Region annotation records
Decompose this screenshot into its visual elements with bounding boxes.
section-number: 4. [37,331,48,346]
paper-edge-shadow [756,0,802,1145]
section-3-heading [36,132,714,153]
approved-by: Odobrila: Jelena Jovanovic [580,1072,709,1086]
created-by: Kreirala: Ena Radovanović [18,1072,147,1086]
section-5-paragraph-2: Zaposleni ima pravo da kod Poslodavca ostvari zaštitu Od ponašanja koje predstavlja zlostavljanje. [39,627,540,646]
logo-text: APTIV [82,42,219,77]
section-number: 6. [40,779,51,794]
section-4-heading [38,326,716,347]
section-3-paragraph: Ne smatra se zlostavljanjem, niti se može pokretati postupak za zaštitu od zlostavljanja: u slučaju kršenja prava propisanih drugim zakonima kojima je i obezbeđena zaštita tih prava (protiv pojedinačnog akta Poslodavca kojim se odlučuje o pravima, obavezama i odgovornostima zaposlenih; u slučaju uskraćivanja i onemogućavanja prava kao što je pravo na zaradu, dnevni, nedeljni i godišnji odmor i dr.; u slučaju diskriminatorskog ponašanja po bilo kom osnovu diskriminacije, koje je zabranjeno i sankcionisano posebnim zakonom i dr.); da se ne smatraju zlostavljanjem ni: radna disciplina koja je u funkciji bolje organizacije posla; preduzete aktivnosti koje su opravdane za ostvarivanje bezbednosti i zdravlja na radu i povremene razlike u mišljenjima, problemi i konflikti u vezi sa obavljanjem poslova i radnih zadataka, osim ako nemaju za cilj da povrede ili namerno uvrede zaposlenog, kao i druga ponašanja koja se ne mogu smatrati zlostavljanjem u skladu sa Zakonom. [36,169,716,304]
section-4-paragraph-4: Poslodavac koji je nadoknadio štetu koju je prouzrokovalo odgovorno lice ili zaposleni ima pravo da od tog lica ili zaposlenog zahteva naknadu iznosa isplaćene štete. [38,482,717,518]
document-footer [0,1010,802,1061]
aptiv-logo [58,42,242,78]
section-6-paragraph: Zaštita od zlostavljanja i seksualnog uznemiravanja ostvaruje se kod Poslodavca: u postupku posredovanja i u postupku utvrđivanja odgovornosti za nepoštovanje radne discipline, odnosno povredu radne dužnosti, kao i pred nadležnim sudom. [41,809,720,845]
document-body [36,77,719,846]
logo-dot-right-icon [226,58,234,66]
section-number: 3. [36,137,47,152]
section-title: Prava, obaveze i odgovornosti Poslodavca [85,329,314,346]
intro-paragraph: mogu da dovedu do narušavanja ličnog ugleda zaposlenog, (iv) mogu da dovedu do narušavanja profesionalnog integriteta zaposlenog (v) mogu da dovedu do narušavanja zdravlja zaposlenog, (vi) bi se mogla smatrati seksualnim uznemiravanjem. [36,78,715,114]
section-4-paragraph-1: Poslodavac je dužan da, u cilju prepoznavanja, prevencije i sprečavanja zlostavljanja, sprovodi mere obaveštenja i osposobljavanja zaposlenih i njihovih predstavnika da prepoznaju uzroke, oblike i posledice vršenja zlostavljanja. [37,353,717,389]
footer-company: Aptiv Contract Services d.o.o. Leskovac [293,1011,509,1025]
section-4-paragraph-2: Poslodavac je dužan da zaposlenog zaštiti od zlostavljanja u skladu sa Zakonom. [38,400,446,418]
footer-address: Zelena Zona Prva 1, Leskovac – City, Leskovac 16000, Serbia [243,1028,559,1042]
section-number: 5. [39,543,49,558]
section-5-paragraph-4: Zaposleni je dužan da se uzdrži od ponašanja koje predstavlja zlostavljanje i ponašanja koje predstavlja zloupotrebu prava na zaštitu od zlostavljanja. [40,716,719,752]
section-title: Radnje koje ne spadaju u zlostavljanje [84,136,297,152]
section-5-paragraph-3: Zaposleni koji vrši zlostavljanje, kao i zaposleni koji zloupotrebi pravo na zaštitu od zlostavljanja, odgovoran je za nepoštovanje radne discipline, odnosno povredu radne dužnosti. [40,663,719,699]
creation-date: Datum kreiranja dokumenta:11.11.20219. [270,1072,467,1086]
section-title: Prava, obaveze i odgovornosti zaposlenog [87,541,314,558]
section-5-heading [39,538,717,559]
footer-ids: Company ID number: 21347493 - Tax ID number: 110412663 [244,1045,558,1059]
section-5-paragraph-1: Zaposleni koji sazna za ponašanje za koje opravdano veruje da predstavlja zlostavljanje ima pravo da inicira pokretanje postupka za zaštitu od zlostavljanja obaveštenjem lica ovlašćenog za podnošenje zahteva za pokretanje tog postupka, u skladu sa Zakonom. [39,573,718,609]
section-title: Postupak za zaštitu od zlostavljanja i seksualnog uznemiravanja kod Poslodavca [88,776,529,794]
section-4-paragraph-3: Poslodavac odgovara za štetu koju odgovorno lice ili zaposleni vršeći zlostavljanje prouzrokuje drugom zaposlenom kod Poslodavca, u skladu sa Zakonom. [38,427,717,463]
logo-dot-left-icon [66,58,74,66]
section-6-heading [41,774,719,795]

§ **PROBLEM REQUIREMENTS**
Return every line of the material above word for word, changing nothing.

§ **WRITTEN REPLY**
Decompose this screenshot into its visual elements with bounding boxes.
section-number: 4. [37,331,48,346]
paper-edge-shadow [756,0,802,1145]
section-3-heading [36,132,714,153]
approved-by: Odobrila: Jelena Jovanovic [580,1072,709,1086]
created-by: Kreirala: Ena Radovanović [18,1072,147,1086]
section-5-paragraph-2: Zaposleni ima pravo da kod Poslodavca ostvari zaštitu Od ponašanja koje predstavlja zlostavljanje. [39,627,540,646]
logo-text: APTIV [82,42,219,77]
section-number: 6. [40,779,51,794]
section-4-heading [38,326,716,347]
section-3-paragraph: Ne smatra se zlostavljanjem, niti se može pokretati postupak za zaštitu od zlostavljanja: u slučaju kršenja prava propisanih drugim zakonima kojima je i obezbeđena zaštita tih prava (protiv pojedinačnog akta Poslodavca kojim se odlučuje o pravima, obavezama i odgovornostima zaposlenih; u slučaju uskraćivanja i onemogućavanja prava kao što je pravo na zaradu, dnevni, nedeljni i godišnji odmor i dr.; u slučaju diskriminatorskog ponašanja po bilo kom osnovu diskriminacije, koje je zabranjeno i sankcionisano posebnim zakonom i dr.); da se ne smatraju zlostavljanjem ni: radna disciplina koja je u funkciji bolje organizacije posla; preduzete aktivnosti koje su opravdane za ostvarivanje bezbednosti i zdravlja na radu i povremene razlike u mišljenjima, problemi i konflikti u vezi sa obavljanjem poslova i radnih zadataka, osim ako nemaju za cilj da povrede ili namerno uvrede zaposlenog, kao i druga ponašanja koja se ne mogu smatrati zlostavljanjem u skladu sa Zakonom. [36,169,716,304]
section-4-paragraph-4: Poslodavac koji je nadoknadio štetu koju je prouzrokovalo odgovorno lice ili zaposleni ima pravo da od tog lica ili zaposlenog zahteva naknadu iznosa isplaćene štete. [38,482,717,518]
document-footer [0,1010,802,1061]
aptiv-logo [58,42,242,78]
section-6-paragraph: Zaštita od zlostavljanja i seksualnog uznemiravanja ostvaruje se kod Poslodavca: u postupku posredovanja i u postupku utvrđivanja odgovornosti za nepoštovanje radne discipline, odnosno povredu radne dužnosti, kao i pred nadležnim sudom. [41,809,720,845]
document-body [36,77,719,846]
logo-dot-right-icon [226,58,234,66]
section-number: 3. [36,137,47,152]
section-title: Prava, obaveze i odgovornosti Poslodavca [85,329,314,346]
intro-paragraph: mogu da dovedu do narušavanja ličnog ugleda zaposlenog, (iv) mogu da dovedu do narušavanja profesionalnog integriteta zaposlenog (v) mogu da dovedu do narušavanja zdravlja zaposlenog, (vi) bi se mogla smatrati seksualnim uznemiravanjem. [36,78,715,114]
section-4-paragraph-1: Poslodavac je dužan da, u cilju prepoznavanja, prevencije i sprečavanja zlostavljanja, sprovodi mere obaveštenja i osposobljavanja zaposlenih i njihovih predstavnika da prepoznaju uzroke, oblike i posledice vršenja zlostavljanja. [37,353,717,389]
footer-company: Aptiv Contract Services d.o.o. Leskovac [293,1011,509,1025]
section-4-paragraph-2: Poslodavac je dužan da zaposlenog zaštiti od zlostavljanja u skladu sa Zakonom. [38,400,446,418]
footer-address: Zelena Zona Prva 1, Leskovac – City, Leskovac 16000, Serbia [243,1028,559,1042]
section-number: 5. [39,543,49,558]
section-5-paragraph-4: Zaposleni je dužan da se uzdrži od ponašanja koje predstavlja zlostavljanje i ponašanja koje predstavlja zloupotrebu prava na zaštitu od zlostavljanja. [40,716,719,752]
section-title: Radnje koje ne spadaju u zlostavljanje [84,136,297,152]
section-5-paragraph-3: Zaposleni koji vrši zlostavljanje, kao i zaposleni koji zloupotrebi pravo na zaštitu od zlostavljanja, odgovoran je za nepoštovanje radne discipline, odnosno povredu radne dužnosti. [40,663,719,699]
creation-date: Datum kreiranja dokumenta:11.11.20219. [270,1072,467,1086]
section-title: Prava, obaveze i odgovornosti zaposlenog [87,541,314,558]
section-5-heading [39,538,717,559]
footer-ids: Company ID number: 21347493 - Tax ID number: 110412663 [244,1045,558,1059]
section-5-paragraph-1: Zaposleni koji sazna za ponašanje za koje opravdano veruje da predstavlja zlostavljanje ima pravo da inicira pokretanje postupka za zaštitu od zlostavljanja obaveštenjem lica ovlašćenog za podnošenje zahteva za pokretanje tog postupka, u skladu sa Zakonom. [39,573,718,609]
section-title: Postupak za zaštitu od zlostavljanja i seksualnog uznemiravanja kod Poslodavca [88,776,529,794]
section-4-paragraph-3: Poslodavac odgovara za štetu koju odgovorno lice ili zaposleni vršeći zlostavljanje prouzrokuje drugom zaposlenom kod Poslodavca, u skladu sa Zakonom. [38,427,717,463]
logo-dot-left-icon [66,58,74,66]
section-6-heading [41,774,719,795]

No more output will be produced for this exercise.